# YOUR INSTRUCTIONS:
Write out all entries word for word.

— begin DATA LINES —

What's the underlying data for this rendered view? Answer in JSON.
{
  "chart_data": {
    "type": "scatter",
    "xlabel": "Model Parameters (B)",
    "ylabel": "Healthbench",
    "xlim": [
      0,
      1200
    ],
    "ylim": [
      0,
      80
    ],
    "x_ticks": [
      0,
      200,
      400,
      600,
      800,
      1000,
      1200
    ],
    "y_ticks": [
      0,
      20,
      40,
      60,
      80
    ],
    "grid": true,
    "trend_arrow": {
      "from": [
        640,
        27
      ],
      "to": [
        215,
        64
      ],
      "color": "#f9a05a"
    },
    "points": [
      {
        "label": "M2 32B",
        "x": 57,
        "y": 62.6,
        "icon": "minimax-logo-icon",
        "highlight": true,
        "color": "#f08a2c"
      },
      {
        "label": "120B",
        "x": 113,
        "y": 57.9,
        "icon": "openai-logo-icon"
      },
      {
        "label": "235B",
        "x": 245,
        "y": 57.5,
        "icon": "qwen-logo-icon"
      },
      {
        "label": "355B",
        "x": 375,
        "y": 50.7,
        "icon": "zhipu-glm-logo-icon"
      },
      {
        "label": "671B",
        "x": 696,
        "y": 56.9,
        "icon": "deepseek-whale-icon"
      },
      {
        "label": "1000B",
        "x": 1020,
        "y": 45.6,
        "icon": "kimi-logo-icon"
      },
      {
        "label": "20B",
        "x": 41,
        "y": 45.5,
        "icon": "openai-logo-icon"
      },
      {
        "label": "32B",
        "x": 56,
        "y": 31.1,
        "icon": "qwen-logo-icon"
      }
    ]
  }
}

— end DATA LINES —

# ANSWER TO THIS PROBLEM:
What's the underlying data for this rendered view? Answer in JSON.
{
  "chart_data": {
    "type": "scatter",
    "xlabel": "Model Parameters (B)",
    "ylabel": "Healthbench",
    "xlim": [
      0,
      1200
    ],
    "ylim": [
      0,
      80
    ],
    "x_ticks": [
      0,
      200,
      400,
      600,
      800,
      1000,
      1200
    ],
    "y_ticks": [
      0,
      20,
      40,
      60,
      80
    ],
    "grid": true,
    "trend_arrow": {
      "from": [
        640,
        27
      ],
      "to": [
        215,
        64
      ],
      "color": "#f9a05a"
    },
    "points": [
      {
        "label": "M2 32B",
        "x": 57,
        "y": 62.6,
        "icon": "minimax-logo-icon",
        "highlight": true,
        "color": "#f08a2c"
      },
      {
        "label": "120B",
        "x": 113,
        "y": 57.9,
        "icon": "openai-logo-icon"
      },
      {
        "label": "235B",
        "x": 245,
        "y": 57.5,
        "icon": "qwen-logo-icon"
      },
      {
        "label": "355B",
        "x": 375,
        "y": 50.7,
        "icon": "zhipu-glm-logo-icon"
      },
      {
        "label": "671B",
        "x": 696,
        "y": 56.9,
        "icon": "deepseek-whale-icon"
      },
      {
        "label": "1000B",
        "x": 1020,
        "y": 45.6,
        "icon": "kimi-logo-icon"
      },
      {
        "label": "20B",
        "x": 41,
        "y": 45.5,
        "icon": "openai-logo-icon"
      },
      {
        "label": "32B",
        "x": 56,
        "y": 31.1,
        "icon": "qwen-logo-icon"
      }
    ]
  }
}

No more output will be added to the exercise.